■ WORK TO COMPLETE
Copy every line of the data below verbatim, leaving out the pictures.

■ SUPPLIED INFORMATION
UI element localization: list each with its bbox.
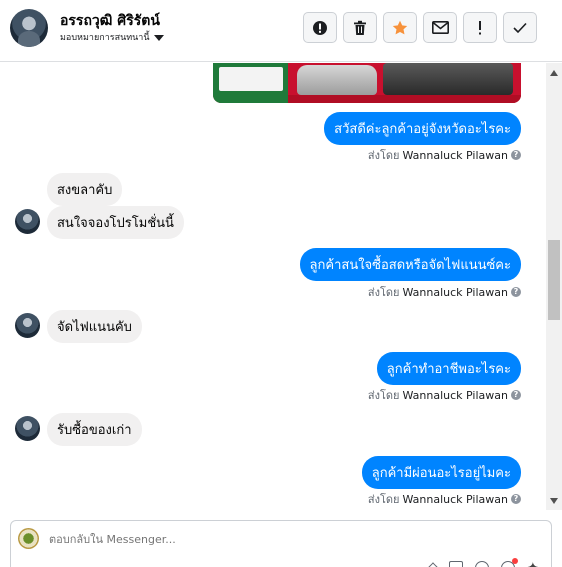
scroll-down-arrow-icon[interactable] xyxy=(550,498,558,504)
mark-unread-button[interactable] xyxy=(423,12,457,43)
outgoing-message[interactable]: ลูกค้าทำอาชีพอะไรคะ xyxy=(376,352,521,385)
saved-reply-icon[interactable] xyxy=(449,561,463,567)
conversation-header: อรรถวุฒิ ศิริรัตน์ มอบหมายการสนทนานี้ xyxy=(0,0,562,62)
sent-by-prefix: ส่งโดย xyxy=(367,389,400,402)
composer-tools: ✦ xyxy=(427,558,541,567)
reply-composer[interactable]: ✦ xyxy=(10,520,552,567)
info-icon[interactable]: ? xyxy=(511,150,521,160)
sent-by-prefix: ส่งโดย xyxy=(367,493,400,506)
reply-input[interactable] xyxy=(49,533,449,546)
header-actions xyxy=(303,12,537,43)
contact-avatar-small xyxy=(15,209,40,234)
scroll-up-arrow-icon[interactable] xyxy=(550,70,558,76)
sent-by-prefix: ส่งโดย xyxy=(367,286,400,299)
sent-by-agent: Wannaluck Pilawan xyxy=(402,285,509,299)
exclamation-circle-icon xyxy=(313,20,327,35)
assign-label: มอบหมายการสนทนานี้ xyxy=(60,33,150,43)
gif-icon[interactable] xyxy=(501,558,518,567)
exclamation-icon xyxy=(479,20,481,34)
info-icon[interactable]: ? xyxy=(511,494,521,504)
outgoing-message[interactable]: ลูกค้ามีผ่อนอะไรอยู่ไมคะ xyxy=(361,456,521,489)
promo-image-footer xyxy=(288,95,521,103)
envelope-icon xyxy=(431,21,449,34)
contact-avatar-small xyxy=(15,313,40,338)
conversation-thread[interactable]: สวัสดีค่ะลูกค้าอยู่จังหวัดอะไรคะ ส่งโดย … xyxy=(0,63,546,510)
trash-icon xyxy=(354,20,366,35)
promo-image-car xyxy=(297,65,377,95)
emoji-icon[interactable] xyxy=(475,561,489,567)
info-icon[interactable]: ? xyxy=(511,287,521,297)
incoming-message[interactable]: จัดไฟแนนคับ xyxy=(47,310,142,343)
contact-avatar-small xyxy=(15,416,40,441)
notification-dot xyxy=(512,558,518,564)
promo-image-interior xyxy=(383,63,513,95)
outgoing-message[interactable]: ลูกค้าสนใจซื้อสดหรือจัดไฟแนนซ์คะ xyxy=(299,248,521,281)
star-icon xyxy=(392,20,408,34)
sent-by-line: ส่งโดย Wannaluck Pilawan ? xyxy=(368,490,521,508)
sent-by-agent: Wannaluck Pilawan xyxy=(402,388,509,402)
promotion-image[interactable] xyxy=(213,63,521,103)
incoming-message[interactable]: สงขลาคับ xyxy=(47,173,123,206)
caret-down-icon xyxy=(153,34,164,41)
spam-button[interactable] xyxy=(463,12,497,43)
sent-by-prefix: ส่งโดย xyxy=(367,149,400,162)
incoming-message[interactable]: สนใจจองโปรโมชั่นนี้ xyxy=(47,206,184,239)
contact-avatar[interactable] xyxy=(10,9,48,47)
assign-conversation-dropdown[interactable]: มอบหมายการสนทนานี้ xyxy=(60,30,164,44)
check-icon xyxy=(513,22,527,33)
sent-by-line: ส่งโดย Wannaluck Pilawan ? xyxy=(368,386,521,404)
conversation-scrollbar[interactable] xyxy=(546,63,562,510)
page-avatar xyxy=(18,528,39,549)
promo-image-logo xyxy=(219,67,283,91)
sent-by-line: ส่งโดย Wannaluck Pilawan ? xyxy=(368,146,521,164)
alert-button[interactable] xyxy=(303,12,337,43)
star-button[interactable] xyxy=(383,12,417,43)
sent-by-line: ส่งโดย Wannaluck Pilawan ? xyxy=(368,283,521,301)
attachment-icon[interactable] xyxy=(427,562,439,567)
delete-button[interactable] xyxy=(343,12,377,43)
sparkle-icon[interactable]: ✦ xyxy=(527,561,541,567)
done-button[interactable] xyxy=(503,12,537,43)
sent-by-agent: Wannaluck Pilawan xyxy=(402,148,509,162)
outgoing-message[interactable]: สวัสดีค่ะลูกค้าอยู่จังหวัดอะไรคะ xyxy=(324,112,521,145)
incoming-message[interactable]: รับซื้อของเก่า xyxy=(47,413,142,446)
sent-by-agent: Wannaluck Pilawan xyxy=(402,492,509,506)
scrollbar-thumb[interactable] xyxy=(548,240,560,320)
contact-name[interactable]: อรรถวุฒิ ศิริรัตน์ xyxy=(60,10,160,32)
info-icon[interactable]: ? xyxy=(511,390,521,400)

■ FINISHED EXERCISE
UI element localization: list each with its bbox.
scroll-down-arrow-icon[interactable] xyxy=(550,498,558,504)
mark-unread-button[interactable] xyxy=(423,12,457,43)
outgoing-message[interactable]: ลูกค้าทำอาชีพอะไรคะ xyxy=(376,352,521,385)
saved-reply-icon[interactable] xyxy=(449,561,463,567)
conversation-header: อรรถวุฒิ ศิริรัตน์ มอบหมายการสนทนานี้ xyxy=(0,0,562,62)
sent-by-prefix: ส่งโดย xyxy=(367,389,400,402)
composer-tools: ✦ xyxy=(427,558,541,567)
reply-composer[interactable]: ✦ xyxy=(10,520,552,567)
info-icon[interactable]: ? xyxy=(511,150,521,160)
sent-by-prefix: ส่งโดย xyxy=(367,493,400,506)
reply-input[interactable] xyxy=(49,533,449,546)
header-actions xyxy=(303,12,537,43)
contact-avatar-small xyxy=(15,209,40,234)
scroll-up-arrow-icon[interactable] xyxy=(550,70,558,76)
sent-by-prefix: ส่งโดย xyxy=(367,286,400,299)
sent-by-agent: Wannaluck Pilawan xyxy=(402,285,509,299)
exclamation-circle-icon xyxy=(313,20,327,35)
assign-label: มอบหมายการสนทนานี้ xyxy=(60,33,150,43)
gif-icon[interactable] xyxy=(501,558,518,567)
exclamation-icon xyxy=(479,20,481,34)
info-icon[interactable]: ? xyxy=(511,494,521,504)
outgoing-message[interactable]: ลูกค้ามีผ่อนอะไรอยู่ไมคะ xyxy=(361,456,521,489)
promo-image-footer xyxy=(288,95,521,103)
envelope-icon xyxy=(431,21,449,34)
contact-avatar-small xyxy=(15,313,40,338)
conversation-thread[interactable]: สวัสดีค่ะลูกค้าอยู่จังหวัดอะไรคะ ส่งโดย … xyxy=(0,63,546,510)
trash-icon xyxy=(354,20,366,35)
promo-image-car xyxy=(297,65,377,95)
emoji-icon[interactable] xyxy=(475,561,489,567)
info-icon[interactable]: ? xyxy=(511,287,521,297)
incoming-message[interactable]: จัดไฟแนนคับ xyxy=(47,310,142,343)
contact-avatar-small xyxy=(15,416,40,441)
notification-dot xyxy=(512,558,518,564)
promo-image-interior xyxy=(383,63,513,95)
outgoing-message[interactable]: ลูกค้าสนใจซื้อสดหรือจัดไฟแนนซ์คะ xyxy=(299,248,521,281)
star-icon xyxy=(392,20,408,34)
sent-by-line: ส่งโดย Wannaluck Pilawan ? xyxy=(368,490,521,508)
sent-by-agent: Wannaluck Pilawan xyxy=(402,388,509,402)
promotion-image[interactable] xyxy=(213,63,521,103)
incoming-message[interactable]: สงขลาคับ xyxy=(47,173,123,206)
caret-down-icon xyxy=(153,34,164,41)
spam-button[interactable] xyxy=(463,12,497,43)
sent-by-prefix: ส่งโดย xyxy=(367,149,400,162)
incoming-message[interactable]: สนใจจองโปรโมชั่นนี้ xyxy=(47,206,184,239)
contact-avatar[interactable] xyxy=(10,9,48,47)
assign-conversation-dropdown[interactable]: มอบหมายการสนทนานี้ xyxy=(60,30,164,44)
check-icon xyxy=(513,22,527,33)
sent-by-line: ส่งโดย Wannaluck Pilawan ? xyxy=(368,386,521,404)
conversation-scrollbar[interactable] xyxy=(546,63,562,510)
page-avatar xyxy=(18,528,39,549)
promo-image-logo xyxy=(219,67,283,91)
sent-by-line: ส่งโดย Wannaluck Pilawan ? xyxy=(368,146,521,164)
alert-button[interactable] xyxy=(303,12,337,43)
star-button[interactable] xyxy=(383,12,417,43)
sent-by-line: ส่งโดย Wannaluck Pilawan ? xyxy=(368,283,521,301)
attachment-icon[interactable] xyxy=(427,562,439,567)
delete-button[interactable] xyxy=(343,12,377,43)
sparkle-icon[interactable]: ✦ xyxy=(527,561,541,567)
done-button[interactable] xyxy=(503,12,537,43)
sent-by-agent: Wannaluck Pilawan xyxy=(402,148,509,162)
outgoing-message[interactable]: สวัสดีค่ะลูกค้าอยู่จังหวัดอะไรคะ xyxy=(324,112,521,145)
incoming-message[interactable]: รับซื้อของเก่า xyxy=(47,413,142,446)
sent-by-agent: Wannaluck Pilawan xyxy=(402,492,509,506)
scrollbar-thumb[interactable] xyxy=(548,240,560,320)
contact-name[interactable]: อรรถวุฒิ ศิริรัตน์ xyxy=(60,10,160,32)
info-icon[interactable]: ? xyxy=(511,390,521,400)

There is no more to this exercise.